ENTRIES SUPPLIED
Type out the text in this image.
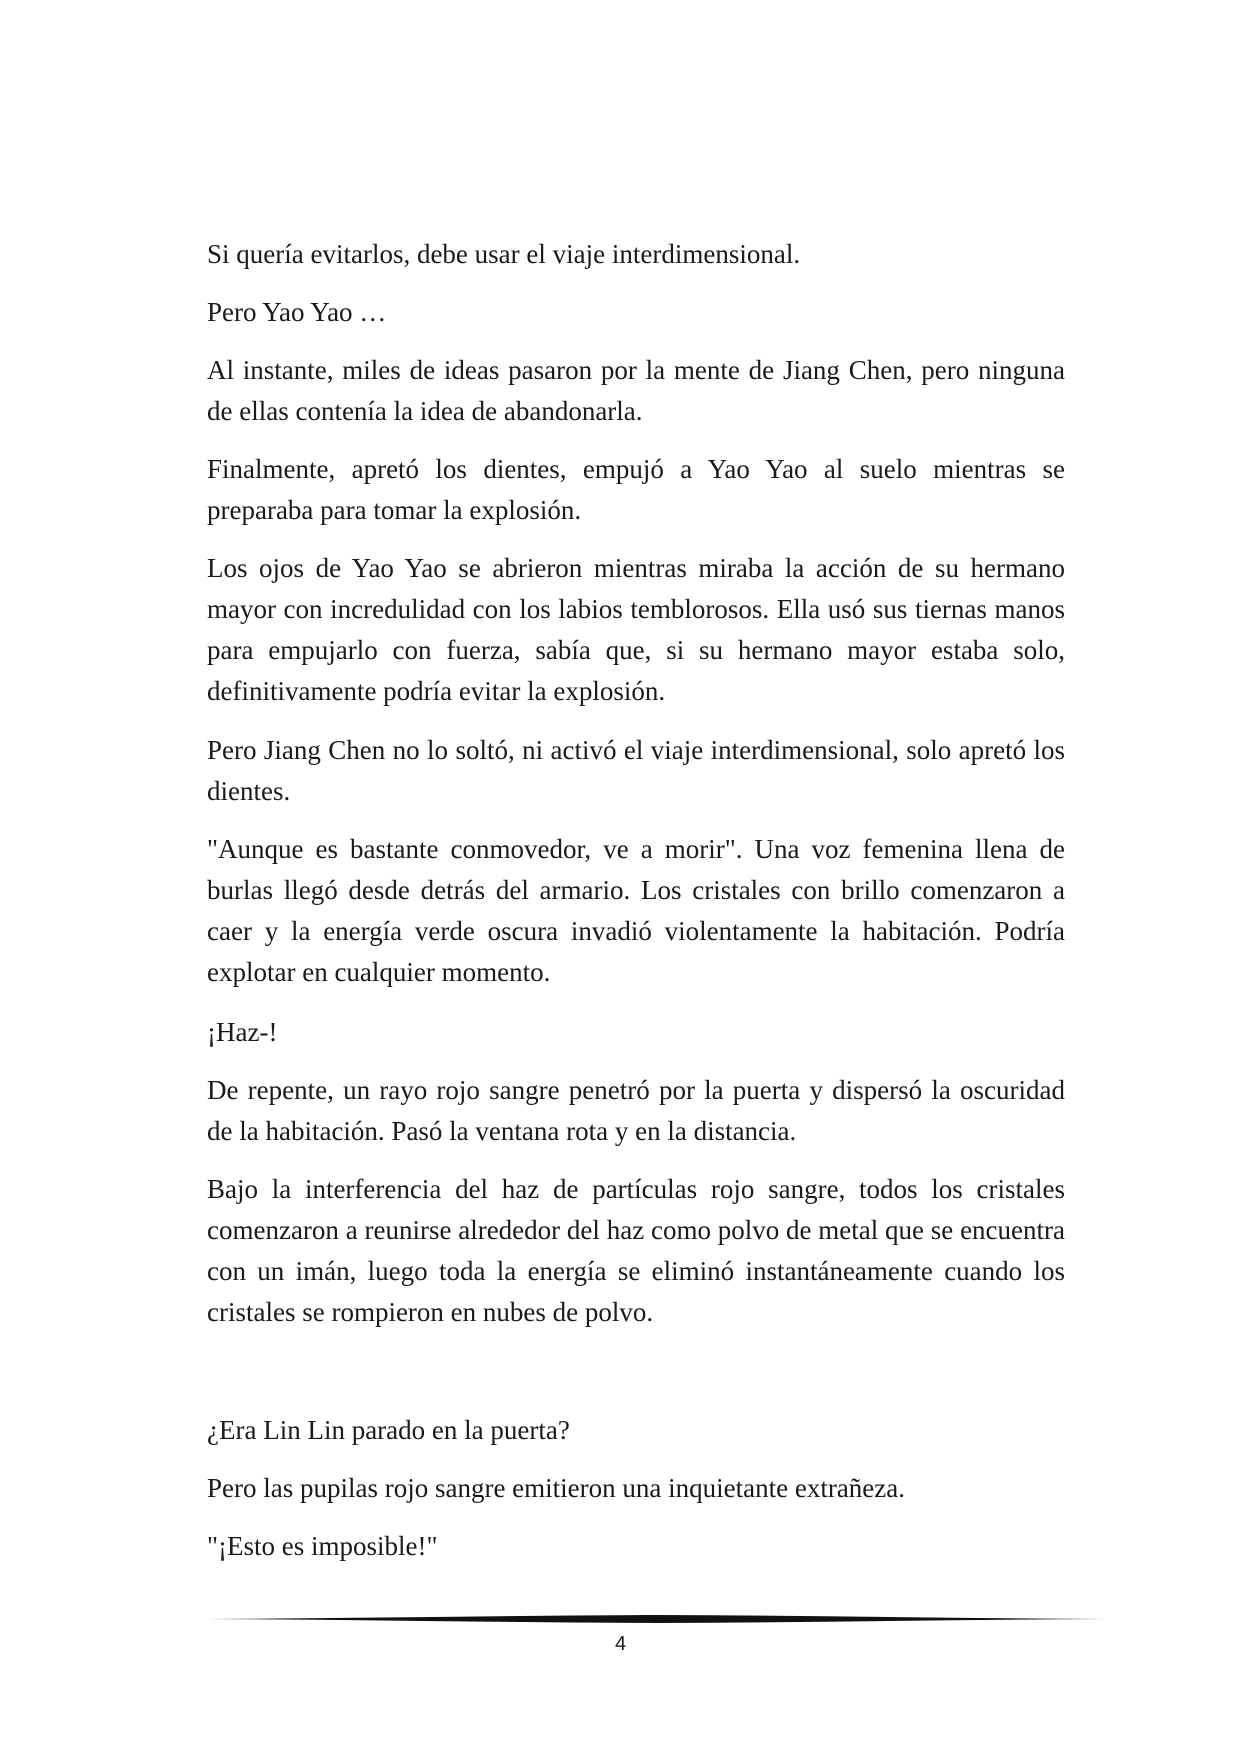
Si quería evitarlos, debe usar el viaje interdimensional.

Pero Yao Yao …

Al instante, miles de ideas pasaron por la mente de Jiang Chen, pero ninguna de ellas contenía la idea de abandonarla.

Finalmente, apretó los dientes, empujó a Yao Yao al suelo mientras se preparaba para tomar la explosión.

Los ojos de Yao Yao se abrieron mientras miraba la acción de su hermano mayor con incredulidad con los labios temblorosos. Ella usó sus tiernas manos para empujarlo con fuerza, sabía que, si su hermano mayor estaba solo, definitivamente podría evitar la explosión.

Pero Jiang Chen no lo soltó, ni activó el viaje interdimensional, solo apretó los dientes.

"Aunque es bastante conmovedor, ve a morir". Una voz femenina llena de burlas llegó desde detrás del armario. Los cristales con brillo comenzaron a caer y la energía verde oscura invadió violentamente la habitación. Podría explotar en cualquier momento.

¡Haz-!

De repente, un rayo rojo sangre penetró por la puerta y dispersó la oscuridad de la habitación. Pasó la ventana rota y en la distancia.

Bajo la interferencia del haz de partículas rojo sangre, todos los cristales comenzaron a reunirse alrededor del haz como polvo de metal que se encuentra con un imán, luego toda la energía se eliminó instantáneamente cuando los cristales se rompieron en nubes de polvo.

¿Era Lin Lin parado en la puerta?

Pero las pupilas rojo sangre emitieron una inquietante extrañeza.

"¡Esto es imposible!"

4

DIRECTIONS
Quote every line of the records above exactly; no picture is to be copied.

OUTPUT FOR THIS EXERCISE
Type out the text in this image.
Si quería evitarlos, debe usar el viaje interdimensional.

Pero Yao Yao …

Al instante, miles de ideas pasaron por la mente de Jiang Chen, pero ninguna de ellas contenía la idea de abandonarla.

Finalmente, apretó los dientes, empujó a Yao Yao al suelo mientras se preparaba para tomar la explosión.

Los ojos de Yao Yao se abrieron mientras miraba la acción de su hermano mayor con incredulidad con los labios temblorosos. Ella usó sus tiernas manos para empujarlo con fuerza, sabía que, si su hermano mayor estaba solo, definitivamente podría evitar la explosión.

Pero Jiang Chen no lo soltó, ni activó el viaje interdimensional, solo apretó los dientes.

"Aunque es bastante conmovedor, ve a morir". Una voz femenina llena de burlas llegó desde detrás del armario. Los cristales con brillo comenzaron a caer y la energía verde oscura invadió violentamente la habitación. Podría explotar en cualquier momento.

¡Haz-!

De repente, un rayo rojo sangre penetró por la puerta y dispersó la oscuridad de la habitación. Pasó la ventana rota y en la distancia.

Bajo la interferencia del haz de partículas rojo sangre, todos los cristales comenzaron a reunirse alrededor del haz como polvo de metal que se encuentra con un imán, luego toda la energía se eliminó instantáneamente cuando los cristales se rompieron en nubes de polvo.

¿Era Lin Lin parado en la puerta?

Pero las pupilas rojo sangre emitieron una inquietante extrañeza.

"¡Esto es imposible!"

4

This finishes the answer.